» SET EXERCISE:
From the listing below, select every line where the word "model" appears.

» EXTRACTED MATERIAL:

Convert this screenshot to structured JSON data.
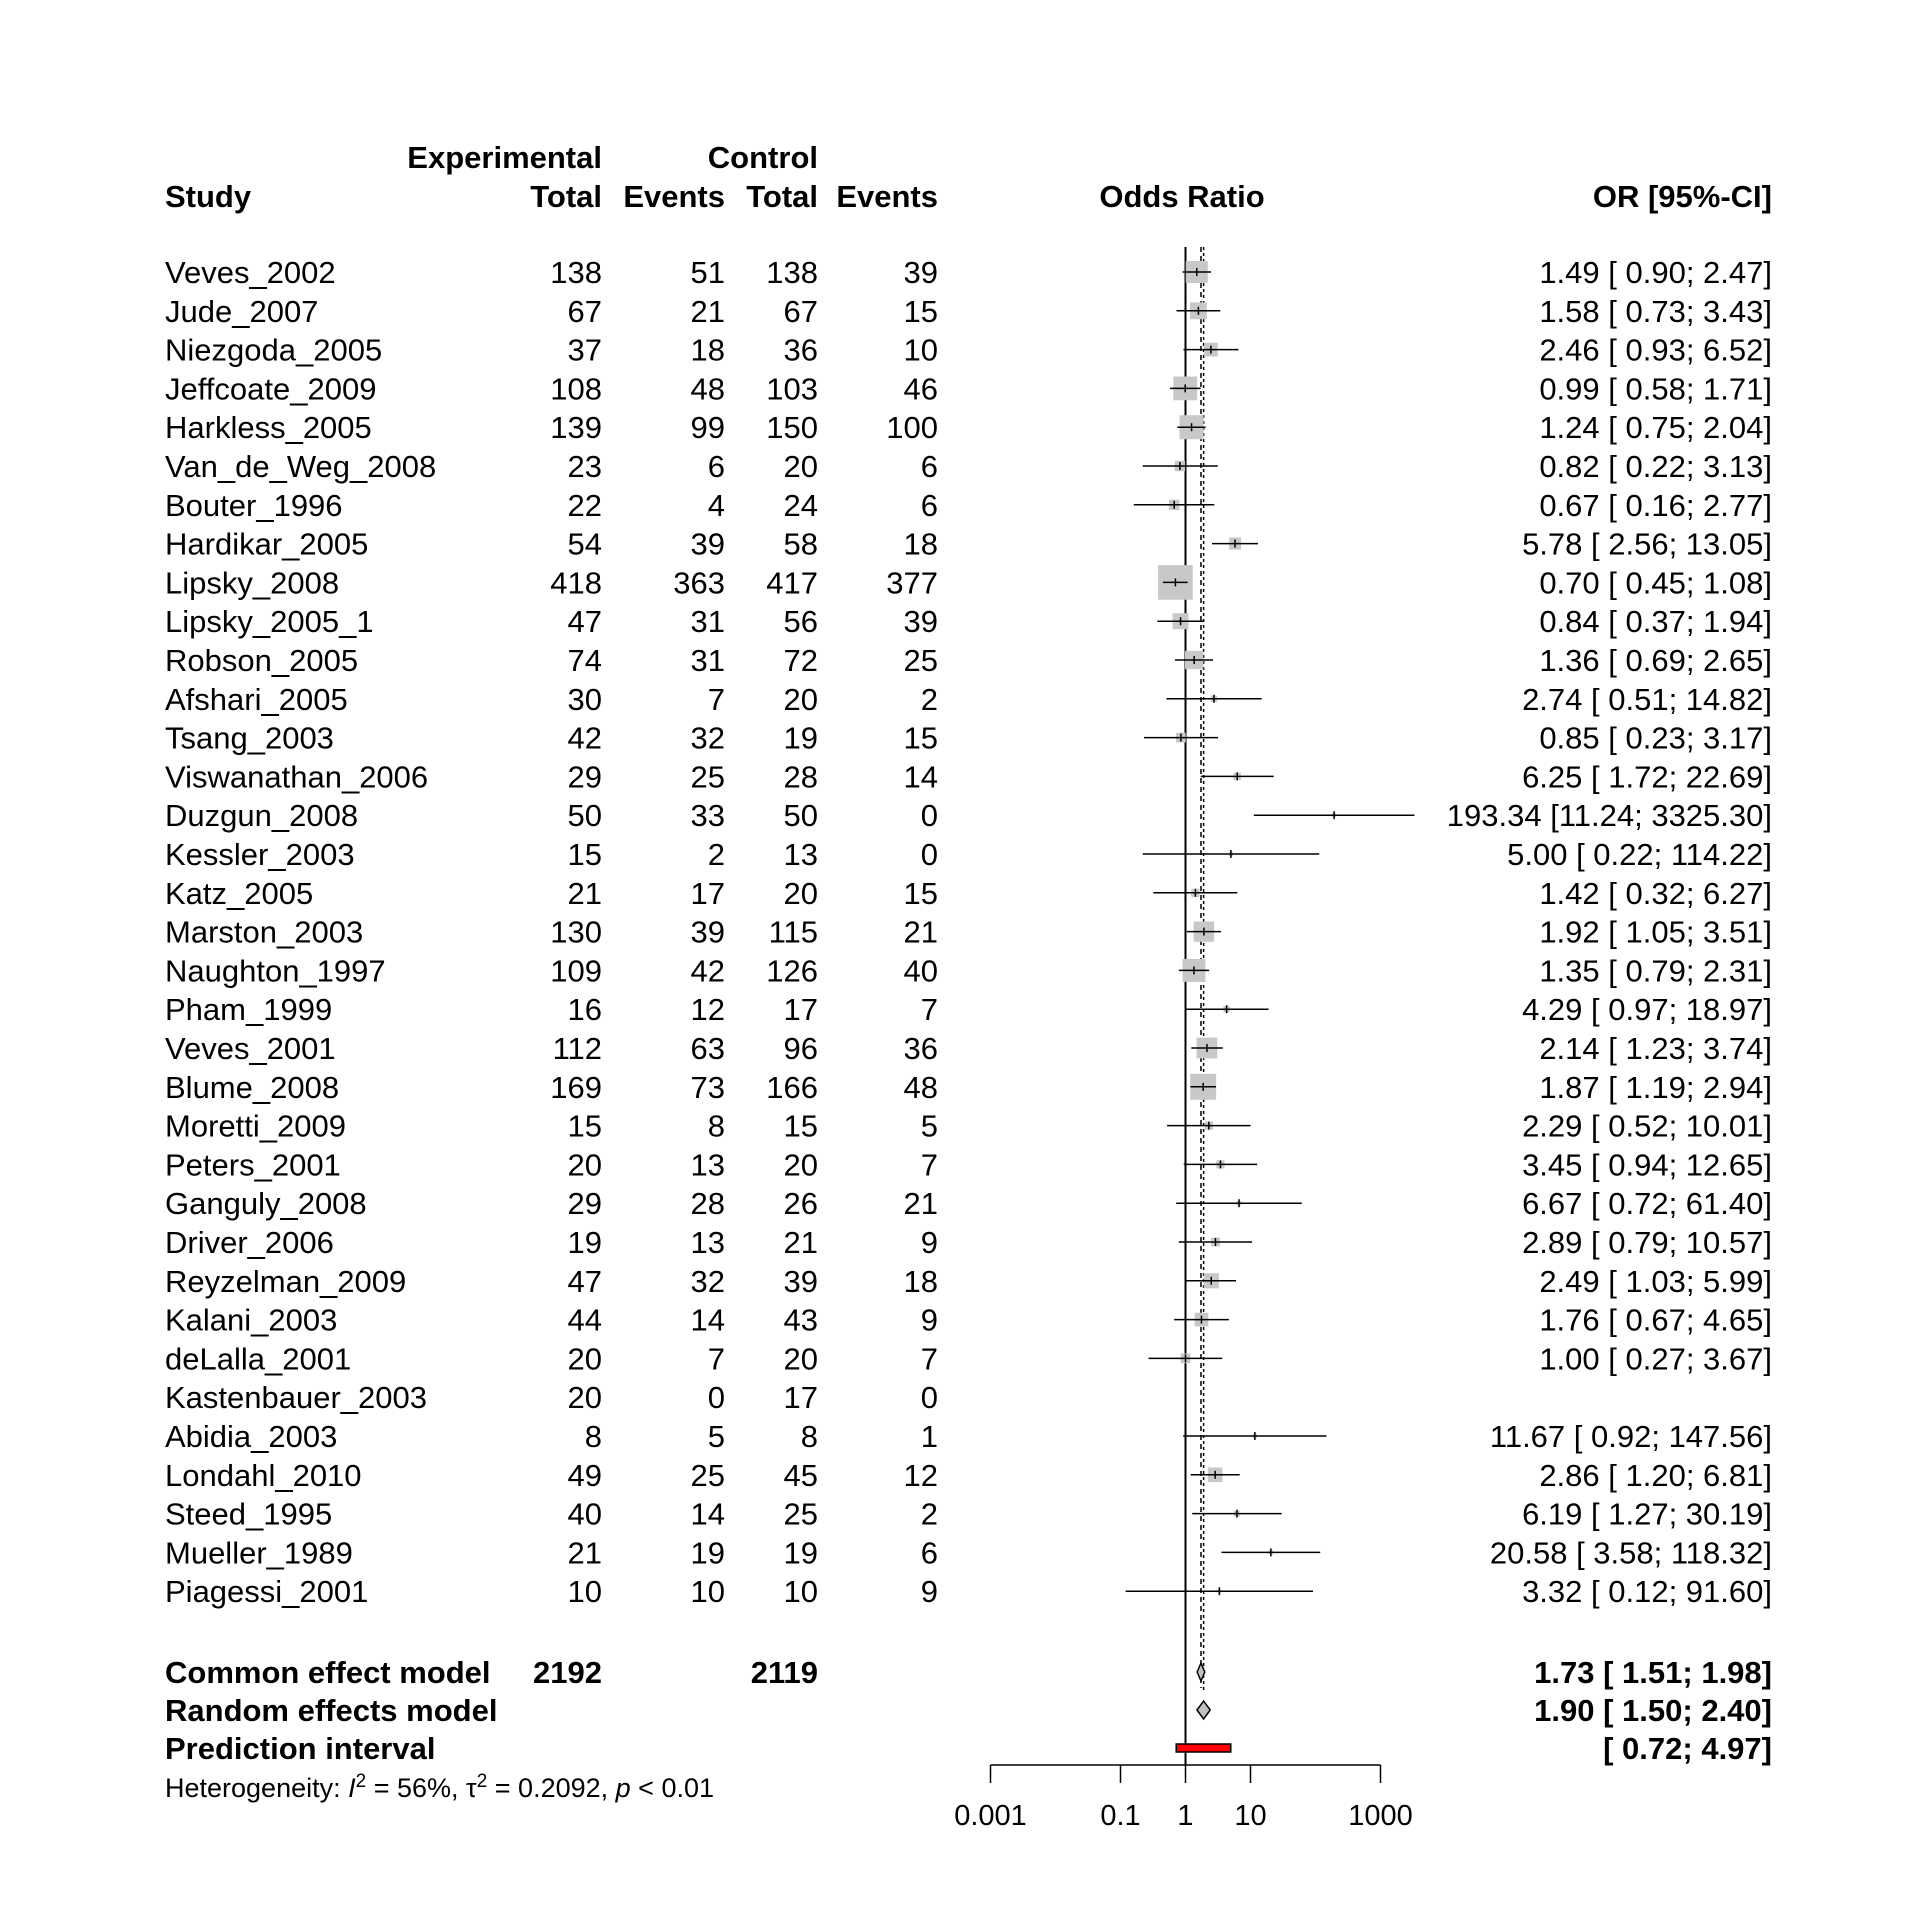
{
  "chart_data": {
    "type": "forest",
    "headers": {
      "experimental": "Experimental",
      "control": "Control",
      "study": "Study",
      "total": "Total",
      "events": "Events",
      "effect": "Odds Ratio",
      "ci": "OR [95%-CI]"
    },
    "x_axis": {
      "scale": "log",
      "ticks": [
        0.001,
        0.1,
        1,
        10,
        1000
      ],
      "tick_labels": [
        "0.001",
        "0.1",
        "1",
        "10",
        "1000"
      ]
    },
    "null_value": 1,
    "studies": [
      {
        "name": "Veves_2002",
        "exp_total": "138",
        "exp_events": "51",
        "ctrl_total": "138",
        "ctrl_events": "39",
        "or": 1.49,
        "lower": 0.9,
        "upper": 2.47,
        "ci_text": "1.49 [ 0.90;    2.47]",
        "weight": 3.6
      },
      {
        "name": "Jude_2007",
        "exp_total": "67",
        "exp_events": "21",
        "ctrl_total": "67",
        "ctrl_events": "15",
        "or": 1.58,
        "lower": 0.73,
        "upper": 3.43,
        "ci_text": "1.58 [ 0.73;    3.43]",
        "weight": 2.1
      },
      {
        "name": "Niezgoda_2005",
        "exp_total": "37",
        "exp_events": "18",
        "ctrl_total": "36",
        "ctrl_events": "10",
        "or": 2.46,
        "lower": 0.93,
        "upper": 6.52,
        "ci_text": "2.46 [ 0.93;    6.52]",
        "weight": 1.4
      },
      {
        "name": "Jeffcoate_2009",
        "exp_total": "108",
        "exp_events": "48",
        "ctrl_total": "103",
        "ctrl_events": "46",
        "or": 0.99,
        "lower": 0.58,
        "upper": 1.71,
        "ci_text": "0.99 [ 0.58;    1.71]",
        "weight": 4.2
      },
      {
        "name": "Harkless_2005",
        "exp_total": "139",
        "exp_events": "99",
        "ctrl_total": "150",
        "ctrl_events": "100",
        "or": 1.24,
        "lower": 0.75,
        "upper": 2.04,
        "ci_text": "1.24 [ 0.75;    2.04]",
        "weight": 4.3
      },
      {
        "name": "Van_de_Weg_2008",
        "exp_total": "23",
        "exp_events": "6",
        "ctrl_total": "20",
        "ctrl_events": "6",
        "or": 0.82,
        "lower": 0.22,
        "upper": 3.13,
        "ci_text": "0.82 [ 0.22;    3.13]",
        "weight": 0.8
      },
      {
        "name": "Bouter_1996",
        "exp_total": "22",
        "exp_events": "4",
        "ctrl_total": "24",
        "ctrl_events": "6",
        "or": 0.67,
        "lower": 0.16,
        "upper": 2.77,
        "ci_text": "0.67 [ 0.16;    2.77]",
        "weight": 0.8
      },
      {
        "name": "Hardikar_2005",
        "exp_total": "54",
        "exp_events": "39",
        "ctrl_total": "58",
        "ctrl_events": "18",
        "or": 5.78,
        "lower": 2.56,
        "upper": 13.05,
        "ci_text": "5.78 [ 2.56;   13.05]",
        "weight": 1.1
      },
      {
        "name": "Lipsky_2008",
        "exp_total": "418",
        "exp_events": "363",
        "ctrl_total": "417",
        "ctrl_events": "377",
        "or": 0.7,
        "lower": 0.45,
        "upper": 1.08,
        "ci_text": "0.70 [ 0.45;    1.08]",
        "weight": 8.9
      },
      {
        "name": "Lipsky_2005_1",
        "exp_total": "47",
        "exp_events": "31",
        "ctrl_total": "56",
        "ctrl_events": "39",
        "or": 0.84,
        "lower": 0.37,
        "upper": 1.94,
        "ci_text": "0.84 [ 0.37;    1.94]",
        "weight": 1.9
      },
      {
        "name": "Robson_2005",
        "exp_total": "74",
        "exp_events": "31",
        "ctrl_total": "72",
        "ctrl_events": "25",
        "or": 1.36,
        "lower": 0.69,
        "upper": 2.65,
        "ci_text": "1.36 [ 0.69;    2.65]",
        "weight": 2.5
      },
      {
        "name": "Afshari_2005",
        "exp_total": "30",
        "exp_events": "7",
        "ctrl_total": "20",
        "ctrl_events": "2",
        "or": 2.74,
        "lower": 0.51,
        "upper": 14.82,
        "ci_text": "2.74 [ 0.51;   14.82]",
        "weight": 0.3
      },
      {
        "name": "Tsang_2003",
        "exp_total": "42",
        "exp_events": "32",
        "ctrl_total": "19",
        "ctrl_events": "15",
        "or": 0.85,
        "lower": 0.23,
        "upper": 3.17,
        "ci_text": "0.85 [ 0.23;    3.17]",
        "weight": 0.7
      },
      {
        "name": "Viswanathan_2006",
        "exp_total": "29",
        "exp_events": "25",
        "ctrl_total": "28",
        "ctrl_events": "14",
        "or": 6.25,
        "lower": 1.72,
        "upper": 22.69,
        "ci_text": "6.25 [ 1.72;   22.69]",
        "weight": 0.4
      },
      {
        "name": "Duzgun_2008",
        "exp_total": "50",
        "exp_events": "33",
        "ctrl_total": "50",
        "ctrl_events": "0",
        "or": 193.34,
        "lower": 11.24,
        "upper": 3325.3,
        "ci_text": "193.34 [11.24; 3325.30]",
        "weight": 0.05
      },
      {
        "name": "Kessler_2003",
        "exp_total": "15",
        "exp_events": "2",
        "ctrl_total": "13",
        "ctrl_events": "0",
        "or": 5.0,
        "lower": 0.22,
        "upper": 114.22,
        "ci_text": "5.00 [ 0.22;  114.22]",
        "weight": 0.1
      },
      {
        "name": "Katz_2005",
        "exp_total": "21",
        "exp_events": "17",
        "ctrl_total": "20",
        "ctrl_events": "15",
        "or": 1.42,
        "lower": 0.32,
        "upper": 6.27,
        "ci_text": "1.42 [ 0.32;    6.27]",
        "weight": 0.5
      },
      {
        "name": "Marston_2003",
        "exp_total": "130",
        "exp_events": "39",
        "ctrl_total": "115",
        "ctrl_events": "21",
        "or": 1.92,
        "lower": 1.05,
        "upper": 3.51,
        "ci_text": "1.92 [ 1.05;    3.51]",
        "weight": 3.1
      },
      {
        "name": "Naughton_1997",
        "exp_total": "109",
        "exp_events": "42",
        "ctrl_total": "126",
        "ctrl_events": "40",
        "or": 1.35,
        "lower": 0.79,
        "upper": 2.31,
        "ci_text": "1.35 [ 0.79;    2.31]",
        "weight": 3.9
      },
      {
        "name": "Pham_1999",
        "exp_total": "16",
        "exp_events": "12",
        "ctrl_total": "17",
        "ctrl_events": "7",
        "or": 4.29,
        "lower": 0.97,
        "upper": 18.97,
        "ci_text": "4.29 [ 0.97;   18.97]",
        "weight": 0.3
      },
      {
        "name": "Veves_2001",
        "exp_total": "112",
        "exp_events": "63",
        "ctrl_total": "96",
        "ctrl_events": "36",
        "or": 2.14,
        "lower": 1.23,
        "upper": 3.74,
        "ci_text": "2.14 [ 1.23;    3.74]",
        "weight": 3.2
      },
      {
        "name": "Blume_2008",
        "exp_total": "169",
        "exp_events": "73",
        "ctrl_total": "166",
        "ctrl_events": "48",
        "or": 1.87,
        "lower": 1.19,
        "upper": 2.94,
        "ci_text": "1.87 [ 1.19;    2.94]",
        "weight": 5.0
      },
      {
        "name": "Moretti_2009",
        "exp_total": "15",
        "exp_events": "8",
        "ctrl_total": "15",
        "ctrl_events": "5",
        "or": 2.29,
        "lower": 0.52,
        "upper": 10.01,
        "ci_text": "2.29 [ 0.52;   10.01]",
        "weight": 0.5
      },
      {
        "name": "Peters_2001",
        "exp_total": "20",
        "exp_events": "13",
        "ctrl_total": "20",
        "ctrl_events": "7",
        "or": 3.45,
        "lower": 0.94,
        "upper": 12.65,
        "ci_text": "3.45 [ 0.94;   12.65]",
        "weight": 0.5
      },
      {
        "name": "Ganguly_2008",
        "exp_total": "29",
        "exp_events": "28",
        "ctrl_total": "26",
        "ctrl_events": "21",
        "or": 6.67,
        "lower": 0.72,
        "upper": 61.4,
        "ci_text": "6.67 [ 0.72;   61.40]",
        "weight": 0.15
      },
      {
        "name": "Driver_2006",
        "exp_total": "19",
        "exp_events": "13",
        "ctrl_total": "21",
        "ctrl_events": "9",
        "or": 2.89,
        "lower": 0.79,
        "upper": 10.57,
        "ci_text": "2.89 [ 0.79;   10.57]",
        "weight": 0.6
      },
      {
        "name": "Reyzelman_2009",
        "exp_total": "47",
        "exp_events": "32",
        "ctrl_total": "39",
        "ctrl_events": "18",
        "or": 2.49,
        "lower": 1.03,
        "upper": 5.99,
        "ci_text": "2.49 [ 1.03;    5.99]",
        "weight": 1.7
      },
      {
        "name": "Kalani_2003",
        "exp_total": "44",
        "exp_events": "14",
        "ctrl_total": "43",
        "ctrl_events": "9",
        "or": 1.76,
        "lower": 0.67,
        "upper": 4.65,
        "ci_text": "1.76 [ 0.67;    4.65]",
        "weight": 1.4
      },
      {
        "name": "deLalla_2001",
        "exp_total": "20",
        "exp_events": "7",
        "ctrl_total": "20",
        "ctrl_events": "7",
        "or": 1.0,
        "lower": 0.27,
        "upper": 3.67,
        "ci_text": "1.00 [ 0.27;    3.67]",
        "weight": 0.7
      },
      {
        "name": "Kastenbauer_2003",
        "exp_total": "20",
        "exp_events": "0",
        "ctrl_total": "17",
        "ctrl_events": "0",
        "or": null,
        "lower": null,
        "upper": null,
        "ci_text": "",
        "weight": 0
      },
      {
        "name": "Abidia_2003",
        "exp_total": "8",
        "exp_events": "5",
        "ctrl_total": "8",
        "ctrl_events": "1",
        "or": 11.67,
        "lower": 0.92,
        "upper": 147.56,
        "ci_text": "11.67 [ 0.92;  147.56]",
        "weight": 0.1
      },
      {
        "name": "Londahl_2010",
        "exp_total": "49",
        "exp_events": "25",
        "ctrl_total": "45",
        "ctrl_events": "12",
        "or": 2.86,
        "lower": 1.2,
        "upper": 6.81,
        "ci_text": "2.86 [ 1.20;    6.81]",
        "weight": 1.6
      },
      {
        "name": "Steed_1995",
        "exp_total": "40",
        "exp_events": "14",
        "ctrl_total": "25",
        "ctrl_events": "2",
        "or": 6.19,
        "lower": 1.27,
        "upper": 30.19,
        "ci_text": "6.19 [ 1.27;   30.19]",
        "weight": 0.25
      },
      {
        "name": "Mueller_1989",
        "exp_total": "21",
        "exp_events": "19",
        "ctrl_total": "19",
        "ctrl_events": "6",
        "or": 20.58,
        "lower": 3.58,
        "upper": 118.32,
        "ci_text": "20.58 [ 3.58;  118.32]",
        "weight": 0.15
      },
      {
        "name": "Piagessi_2001",
        "exp_total": "10",
        "exp_events": "10",
        "ctrl_total": "10",
        "ctrl_events": "9",
        "or": 3.32,
        "lower": 0.12,
        "upper": 91.6,
        "ci_text": "3.32 [ 0.12;   91.60]",
        "weight": 0.1
      }
    ],
    "common_effect": {
      "label": "Common effect model",
      "exp_total": "2192",
      "ctrl_total": "2119",
      "or": 1.73,
      "lower": 1.51,
      "upper": 1.98,
      "ci_text": "1.73 [ 1.51;    1.98]"
    },
    "random_effects": {
      "label": "Random effects model",
      "or": 1.9,
      "lower": 1.5,
      "upper": 2.4,
      "ci_text": "1.90 [ 1.50;    2.40]"
    },
    "prediction_interval": {
      "label": "Prediction interval",
      "lower": 0.72,
      "upper": 4.97,
      "ci_text": "[ 0.72;    4.97]"
    },
    "heterogeneity": {
      "prefix": "Heterogeneity: ",
      "i_symbol": "I",
      "exponent": "2",
      "i2_text": " = 56%, ",
      "tau_symbol": "τ",
      "tau2_text": " = 0.2092, ",
      "p_symbol": "p",
      "p_text": " < 0.01"
    },
    "colors": {
      "square": "#c8c8c8",
      "line": "#000000",
      "diamond_fill": "#c0c0c0",
      "prediction_fill": "#ff0000",
      "reference_dashed": "#000000"
    }
  }
}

» ANSWER BELOW:
      "label": "Common effect model",
      "label": "Random effects model",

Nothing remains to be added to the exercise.